Rows from a dataset

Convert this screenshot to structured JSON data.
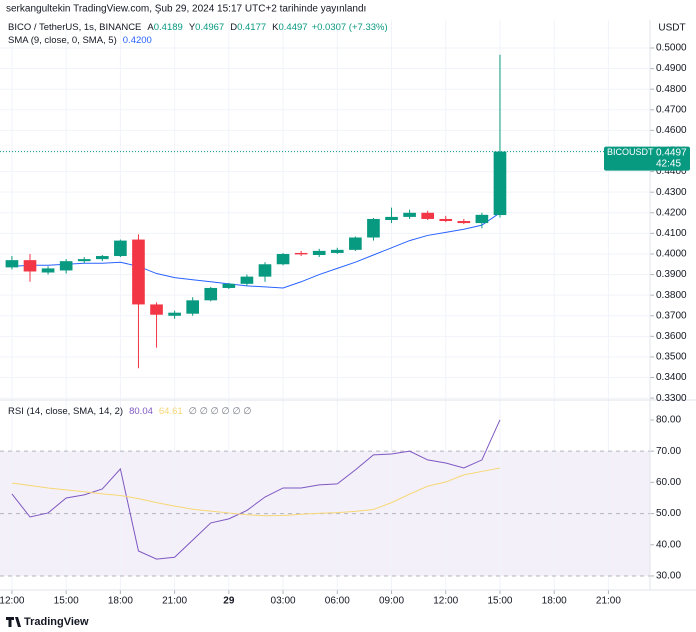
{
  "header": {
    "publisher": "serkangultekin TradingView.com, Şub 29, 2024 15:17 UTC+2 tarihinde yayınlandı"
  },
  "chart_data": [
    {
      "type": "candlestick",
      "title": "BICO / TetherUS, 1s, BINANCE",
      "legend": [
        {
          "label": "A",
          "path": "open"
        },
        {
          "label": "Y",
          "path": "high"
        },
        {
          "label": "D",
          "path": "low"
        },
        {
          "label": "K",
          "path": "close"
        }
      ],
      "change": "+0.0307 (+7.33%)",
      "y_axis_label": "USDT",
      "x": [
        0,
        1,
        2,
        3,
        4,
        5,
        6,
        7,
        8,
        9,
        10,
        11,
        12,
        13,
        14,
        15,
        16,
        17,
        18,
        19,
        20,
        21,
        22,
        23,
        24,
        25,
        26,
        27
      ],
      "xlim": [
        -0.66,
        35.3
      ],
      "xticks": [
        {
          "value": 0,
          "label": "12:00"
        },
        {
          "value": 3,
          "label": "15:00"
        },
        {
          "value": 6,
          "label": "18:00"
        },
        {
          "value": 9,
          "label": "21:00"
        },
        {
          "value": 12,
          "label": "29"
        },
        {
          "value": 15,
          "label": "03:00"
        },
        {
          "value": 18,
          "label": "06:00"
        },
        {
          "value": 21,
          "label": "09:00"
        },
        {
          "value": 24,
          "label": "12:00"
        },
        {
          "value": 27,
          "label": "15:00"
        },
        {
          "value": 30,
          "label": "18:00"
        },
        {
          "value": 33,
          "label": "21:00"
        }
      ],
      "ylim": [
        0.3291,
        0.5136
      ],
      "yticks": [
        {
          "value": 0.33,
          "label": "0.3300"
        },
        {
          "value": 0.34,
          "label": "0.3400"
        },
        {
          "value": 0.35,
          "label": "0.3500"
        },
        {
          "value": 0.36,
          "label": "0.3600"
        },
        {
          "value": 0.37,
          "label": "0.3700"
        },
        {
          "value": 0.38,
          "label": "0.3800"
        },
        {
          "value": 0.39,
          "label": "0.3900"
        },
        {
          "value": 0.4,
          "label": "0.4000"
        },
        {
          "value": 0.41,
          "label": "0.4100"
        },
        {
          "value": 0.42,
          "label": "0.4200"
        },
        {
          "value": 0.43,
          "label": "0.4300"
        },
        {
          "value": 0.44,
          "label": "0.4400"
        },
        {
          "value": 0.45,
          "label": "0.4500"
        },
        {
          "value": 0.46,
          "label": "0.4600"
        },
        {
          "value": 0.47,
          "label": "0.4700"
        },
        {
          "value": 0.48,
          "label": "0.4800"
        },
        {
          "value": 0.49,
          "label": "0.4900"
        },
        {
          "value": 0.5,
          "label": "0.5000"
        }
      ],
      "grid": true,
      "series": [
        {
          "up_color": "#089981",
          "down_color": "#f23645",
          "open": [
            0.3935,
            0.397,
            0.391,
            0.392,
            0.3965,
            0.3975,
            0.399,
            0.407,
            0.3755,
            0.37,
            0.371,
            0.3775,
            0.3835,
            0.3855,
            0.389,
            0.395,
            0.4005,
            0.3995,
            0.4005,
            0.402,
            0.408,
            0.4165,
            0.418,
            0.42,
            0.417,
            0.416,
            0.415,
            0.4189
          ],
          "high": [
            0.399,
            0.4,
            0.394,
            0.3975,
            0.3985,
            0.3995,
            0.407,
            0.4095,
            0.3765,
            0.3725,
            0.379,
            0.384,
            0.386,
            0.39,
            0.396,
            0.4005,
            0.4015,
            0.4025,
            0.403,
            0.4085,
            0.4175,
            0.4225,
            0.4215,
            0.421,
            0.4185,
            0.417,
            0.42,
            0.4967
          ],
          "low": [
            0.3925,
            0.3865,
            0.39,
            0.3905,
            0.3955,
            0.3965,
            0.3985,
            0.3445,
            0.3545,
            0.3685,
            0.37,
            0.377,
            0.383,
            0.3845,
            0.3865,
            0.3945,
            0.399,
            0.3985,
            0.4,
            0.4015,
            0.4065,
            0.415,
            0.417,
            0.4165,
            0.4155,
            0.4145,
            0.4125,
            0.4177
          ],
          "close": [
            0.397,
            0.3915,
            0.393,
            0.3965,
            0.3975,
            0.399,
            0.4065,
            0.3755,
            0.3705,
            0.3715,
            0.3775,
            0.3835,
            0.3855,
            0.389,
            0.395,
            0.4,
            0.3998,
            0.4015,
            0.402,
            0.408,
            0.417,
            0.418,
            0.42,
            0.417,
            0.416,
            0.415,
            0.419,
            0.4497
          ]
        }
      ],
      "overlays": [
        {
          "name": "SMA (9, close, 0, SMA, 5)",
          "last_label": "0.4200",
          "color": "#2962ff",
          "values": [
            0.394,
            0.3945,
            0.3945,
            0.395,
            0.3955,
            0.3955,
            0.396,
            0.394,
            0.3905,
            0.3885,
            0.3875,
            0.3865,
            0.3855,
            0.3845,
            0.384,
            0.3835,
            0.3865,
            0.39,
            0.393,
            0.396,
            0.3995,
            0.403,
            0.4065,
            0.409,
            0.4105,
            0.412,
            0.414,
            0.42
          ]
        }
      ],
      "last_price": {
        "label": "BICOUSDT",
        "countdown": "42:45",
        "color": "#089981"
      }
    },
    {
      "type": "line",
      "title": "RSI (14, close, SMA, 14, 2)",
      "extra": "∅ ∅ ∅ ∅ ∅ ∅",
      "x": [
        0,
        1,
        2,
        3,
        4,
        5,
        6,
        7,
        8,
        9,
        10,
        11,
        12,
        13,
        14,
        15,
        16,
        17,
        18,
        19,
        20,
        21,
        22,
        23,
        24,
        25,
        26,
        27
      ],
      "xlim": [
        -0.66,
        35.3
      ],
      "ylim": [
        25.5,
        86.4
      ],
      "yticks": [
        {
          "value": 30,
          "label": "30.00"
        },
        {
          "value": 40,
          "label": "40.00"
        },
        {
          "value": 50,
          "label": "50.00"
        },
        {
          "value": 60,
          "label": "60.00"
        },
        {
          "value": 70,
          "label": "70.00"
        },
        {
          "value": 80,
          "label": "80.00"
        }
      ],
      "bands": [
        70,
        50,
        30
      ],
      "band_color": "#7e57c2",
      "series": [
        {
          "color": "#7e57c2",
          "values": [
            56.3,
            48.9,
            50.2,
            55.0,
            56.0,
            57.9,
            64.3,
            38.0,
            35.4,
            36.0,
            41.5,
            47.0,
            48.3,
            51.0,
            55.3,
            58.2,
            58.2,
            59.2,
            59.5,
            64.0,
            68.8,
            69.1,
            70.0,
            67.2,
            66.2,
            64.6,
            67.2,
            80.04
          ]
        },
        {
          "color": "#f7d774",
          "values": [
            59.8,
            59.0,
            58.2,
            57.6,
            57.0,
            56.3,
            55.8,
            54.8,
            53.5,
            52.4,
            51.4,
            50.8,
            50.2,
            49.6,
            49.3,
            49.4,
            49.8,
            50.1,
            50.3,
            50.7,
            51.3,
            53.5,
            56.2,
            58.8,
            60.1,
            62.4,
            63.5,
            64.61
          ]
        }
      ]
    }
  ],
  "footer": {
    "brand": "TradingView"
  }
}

▶ **Exercise directions**:
Take the listing and print it again exactly, but without any pictures.

▶ **Exercise solution**:
Convert this screenshot to structured JSON data.
{
  "header": {
    "publisher": "serkangultekin TradingView.com, Şub 29, 2024 15:17 UTC+2 tarihinde yayınlandı"
  },
  "chart_data": [
    {
      "type": "candlestick",
      "title": "BICO / TetherUS, 1s, BINANCE",
      "legend": [
        {
          "label": "A",
          "path": "open"
        },
        {
          "label": "Y",
          "path": "high"
        },
        {
          "label": "D",
          "path": "low"
        },
        {
          "label": "K",
          "path": "close"
        }
      ],
      "change": "+0.0307 (+7.33%)",
      "y_axis_label": "USDT",
      "x": [
        0,
        1,
        2,
        3,
        4,
        5,
        6,
        7,
        8,
        9,
        10,
        11,
        12,
        13,
        14,
        15,
        16,
        17,
        18,
        19,
        20,
        21,
        22,
        23,
        24,
        25,
        26,
        27
      ],
      "xlim": [
        -0.66,
        35.3
      ],
      "xticks": [
        {
          "value": 0,
          "label": "12:00"
        },
        {
          "value": 3,
          "label": "15:00"
        },
        {
          "value": 6,
          "label": "18:00"
        },
        {
          "value": 9,
          "label": "21:00"
        },
        {
          "value": 12,
          "label": "29"
        },
        {
          "value": 15,
          "label": "03:00"
        },
        {
          "value": 18,
          "label": "06:00"
        },
        {
          "value": 21,
          "label": "09:00"
        },
        {
          "value": 24,
          "label": "12:00"
        },
        {
          "value": 27,
          "label": "15:00"
        },
        {
          "value": 30,
          "label": "18:00"
        },
        {
          "value": 33,
          "label": "21:00"
        }
      ],
      "ylim": [
        0.3291,
        0.5136
      ],
      "yticks": [
        {
          "value": 0.33,
          "label": "0.3300"
        },
        {
          "value": 0.34,
          "label": "0.3400"
        },
        {
          "value": 0.35,
          "label": "0.3500"
        },
        {
          "value": 0.36,
          "label": "0.3600"
        },
        {
          "value": 0.37,
          "label": "0.3700"
        },
        {
          "value": 0.38,
          "label": "0.3800"
        },
        {
          "value": 0.39,
          "label": "0.3900"
        },
        {
          "value": 0.4,
          "label": "0.4000"
        },
        {
          "value": 0.41,
          "label": "0.4100"
        },
        {
          "value": 0.42,
          "label": "0.4200"
        },
        {
          "value": 0.43,
          "label": "0.4300"
        },
        {
          "value": 0.44,
          "label": "0.4400"
        },
        {
          "value": 0.45,
          "label": "0.4500"
        },
        {
          "value": 0.46,
          "label": "0.4600"
        },
        {
          "value": 0.47,
          "label": "0.4700"
        },
        {
          "value": 0.48,
          "label": "0.4800"
        },
        {
          "value": 0.49,
          "label": "0.4900"
        },
        {
          "value": 0.5,
          "label": "0.5000"
        }
      ],
      "grid": true,
      "series": [
        {
          "up_color": "#089981",
          "down_color": "#f23645",
          "open": [
            0.3935,
            0.397,
            0.391,
            0.392,
            0.3965,
            0.3975,
            0.399,
            0.407,
            0.3755,
            0.37,
            0.371,
            0.3775,
            0.3835,
            0.3855,
            0.389,
            0.395,
            0.4005,
            0.3995,
            0.4005,
            0.402,
            0.408,
            0.4165,
            0.418,
            0.42,
            0.417,
            0.416,
            0.415,
            0.4189
          ],
          "high": [
            0.399,
            0.4,
            0.394,
            0.3975,
            0.3985,
            0.3995,
            0.407,
            0.4095,
            0.3765,
            0.3725,
            0.379,
            0.384,
            0.386,
            0.39,
            0.396,
            0.4005,
            0.4015,
            0.4025,
            0.403,
            0.4085,
            0.4175,
            0.4225,
            0.4215,
            0.421,
            0.4185,
            0.417,
            0.42,
            0.4967
          ],
          "low": [
            0.3925,
            0.3865,
            0.39,
            0.3905,
            0.3955,
            0.3965,
            0.3985,
            0.3445,
            0.3545,
            0.3685,
            0.37,
            0.377,
            0.383,
            0.3845,
            0.3865,
            0.3945,
            0.399,
            0.3985,
            0.4,
            0.4015,
            0.4065,
            0.415,
            0.417,
            0.4165,
            0.4155,
            0.4145,
            0.4125,
            0.4177
          ],
          "close": [
            0.397,
            0.3915,
            0.393,
            0.3965,
            0.3975,
            0.399,
            0.4065,
            0.3755,
            0.3705,
            0.3715,
            0.3775,
            0.3835,
            0.3855,
            0.389,
            0.395,
            0.4,
            0.3998,
            0.4015,
            0.402,
            0.408,
            0.417,
            0.418,
            0.42,
            0.417,
            0.416,
            0.415,
            0.419,
            0.4497
          ]
        }
      ],
      "overlays": [
        {
          "name": "SMA (9, close, 0, SMA, 5)",
          "last_label": "0.4200",
          "color": "#2962ff",
          "values": [
            0.394,
            0.3945,
            0.3945,
            0.395,
            0.3955,
            0.3955,
            0.396,
            0.394,
            0.3905,
            0.3885,
            0.3875,
            0.3865,
            0.3855,
            0.3845,
            0.384,
            0.3835,
            0.3865,
            0.39,
            0.393,
            0.396,
            0.3995,
            0.403,
            0.4065,
            0.409,
            0.4105,
            0.412,
            0.414,
            0.42
          ]
        }
      ],
      "last_price": {
        "label": "BICOUSDT",
        "countdown": "42:45",
        "color": "#089981"
      }
    },
    {
      "type": "line",
      "title": "RSI (14, close, SMA, 14, 2)",
      "extra": "∅ ∅ ∅ ∅ ∅ ∅",
      "x": [
        0,
        1,
        2,
        3,
        4,
        5,
        6,
        7,
        8,
        9,
        10,
        11,
        12,
        13,
        14,
        15,
        16,
        17,
        18,
        19,
        20,
        21,
        22,
        23,
        24,
        25,
        26,
        27
      ],
      "xlim": [
        -0.66,
        35.3
      ],
      "ylim": [
        25.5,
        86.4
      ],
      "yticks": [
        {
          "value": 30,
          "label": "30.00"
        },
        {
          "value": 40,
          "label": "40.00"
        },
        {
          "value": 50,
          "label": "50.00"
        },
        {
          "value": 60,
          "label": "60.00"
        },
        {
          "value": 70,
          "label": "70.00"
        },
        {
          "value": 80,
          "label": "80.00"
        }
      ],
      "bands": [
        70,
        50,
        30
      ],
      "band_color": "#7e57c2",
      "series": [
        {
          "color": "#7e57c2",
          "values": [
            56.3,
            48.9,
            50.2,
            55.0,
            56.0,
            57.9,
            64.3,
            38.0,
            35.4,
            36.0,
            41.5,
            47.0,
            48.3,
            51.0,
            55.3,
            58.2,
            58.2,
            59.2,
            59.5,
            64.0,
            68.8,
            69.1,
            70.0,
            67.2,
            66.2,
            64.6,
            67.2,
            80.04
          ]
        },
        {
          "color": "#f7d774",
          "values": [
            59.8,
            59.0,
            58.2,
            57.6,
            57.0,
            56.3,
            55.8,
            54.8,
            53.5,
            52.4,
            51.4,
            50.8,
            50.2,
            49.6,
            49.3,
            49.4,
            49.8,
            50.1,
            50.3,
            50.7,
            51.3,
            53.5,
            56.2,
            58.8,
            60.1,
            62.4,
            63.5,
            64.61
          ]
        }
      ]
    }
  ],
  "footer": {
    "brand": "TradingView"
  }
}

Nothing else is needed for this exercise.